Dataset rows about figures
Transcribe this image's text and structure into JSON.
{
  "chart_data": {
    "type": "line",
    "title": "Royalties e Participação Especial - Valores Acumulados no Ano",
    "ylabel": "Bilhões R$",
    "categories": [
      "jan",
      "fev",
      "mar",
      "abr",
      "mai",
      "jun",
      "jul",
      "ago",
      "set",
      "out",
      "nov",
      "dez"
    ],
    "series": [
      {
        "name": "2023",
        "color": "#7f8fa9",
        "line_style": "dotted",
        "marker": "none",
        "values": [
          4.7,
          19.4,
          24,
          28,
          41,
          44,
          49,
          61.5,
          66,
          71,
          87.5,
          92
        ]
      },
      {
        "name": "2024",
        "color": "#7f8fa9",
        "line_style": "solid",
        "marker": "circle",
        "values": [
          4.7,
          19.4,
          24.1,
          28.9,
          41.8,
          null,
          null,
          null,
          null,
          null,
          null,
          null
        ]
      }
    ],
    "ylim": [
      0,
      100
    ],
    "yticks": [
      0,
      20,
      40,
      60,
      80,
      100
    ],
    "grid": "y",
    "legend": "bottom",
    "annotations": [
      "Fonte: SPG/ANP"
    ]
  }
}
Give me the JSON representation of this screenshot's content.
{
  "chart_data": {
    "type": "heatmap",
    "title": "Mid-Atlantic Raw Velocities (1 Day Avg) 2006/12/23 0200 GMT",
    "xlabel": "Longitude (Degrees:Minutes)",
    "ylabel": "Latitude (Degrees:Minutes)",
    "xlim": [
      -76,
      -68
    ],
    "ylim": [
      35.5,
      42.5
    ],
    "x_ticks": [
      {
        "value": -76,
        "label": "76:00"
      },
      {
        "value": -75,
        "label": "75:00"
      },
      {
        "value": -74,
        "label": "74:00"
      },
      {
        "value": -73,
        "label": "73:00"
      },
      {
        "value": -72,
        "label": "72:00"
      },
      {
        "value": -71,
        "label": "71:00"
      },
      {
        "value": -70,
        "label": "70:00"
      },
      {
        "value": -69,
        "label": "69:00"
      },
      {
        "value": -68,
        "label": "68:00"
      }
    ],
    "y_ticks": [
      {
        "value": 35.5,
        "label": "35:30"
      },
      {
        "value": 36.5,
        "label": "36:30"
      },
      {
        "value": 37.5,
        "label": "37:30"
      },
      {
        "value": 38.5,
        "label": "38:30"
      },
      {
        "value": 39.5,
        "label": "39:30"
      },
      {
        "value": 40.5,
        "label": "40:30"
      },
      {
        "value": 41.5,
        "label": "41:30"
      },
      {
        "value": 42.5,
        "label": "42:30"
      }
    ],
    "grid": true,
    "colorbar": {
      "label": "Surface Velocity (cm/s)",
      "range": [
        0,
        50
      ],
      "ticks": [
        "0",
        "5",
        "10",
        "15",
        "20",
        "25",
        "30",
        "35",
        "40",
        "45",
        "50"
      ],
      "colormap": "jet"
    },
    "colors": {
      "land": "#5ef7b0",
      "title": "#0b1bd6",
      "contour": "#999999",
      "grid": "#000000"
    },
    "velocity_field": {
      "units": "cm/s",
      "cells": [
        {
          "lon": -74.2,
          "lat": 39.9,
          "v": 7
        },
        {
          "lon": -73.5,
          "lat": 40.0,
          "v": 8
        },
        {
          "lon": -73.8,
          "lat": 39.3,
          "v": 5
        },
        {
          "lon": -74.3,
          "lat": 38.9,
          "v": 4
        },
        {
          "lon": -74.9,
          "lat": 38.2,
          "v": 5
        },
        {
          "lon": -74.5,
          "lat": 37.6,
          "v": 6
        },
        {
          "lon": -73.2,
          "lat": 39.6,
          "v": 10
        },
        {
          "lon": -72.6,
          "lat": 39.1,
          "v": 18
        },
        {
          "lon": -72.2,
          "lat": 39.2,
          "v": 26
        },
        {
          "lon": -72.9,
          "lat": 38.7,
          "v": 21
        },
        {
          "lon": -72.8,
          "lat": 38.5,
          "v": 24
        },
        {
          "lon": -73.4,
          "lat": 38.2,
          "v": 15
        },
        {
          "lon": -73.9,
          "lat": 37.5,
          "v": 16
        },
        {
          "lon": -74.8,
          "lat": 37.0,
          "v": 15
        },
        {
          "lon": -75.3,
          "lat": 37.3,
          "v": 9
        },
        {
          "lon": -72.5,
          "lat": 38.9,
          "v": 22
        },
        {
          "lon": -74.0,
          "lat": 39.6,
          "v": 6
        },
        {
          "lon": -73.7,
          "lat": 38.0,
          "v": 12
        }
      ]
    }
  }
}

DESCRIPTION OF THE TASK
Check each line of the records for the word "ylabel" and extract those that contain it.

RESPONSE TO THE EXERCISE
    "ylabel": "Bilhões R$",
    "ylabel": "Latitude (Degrees:Minutes)",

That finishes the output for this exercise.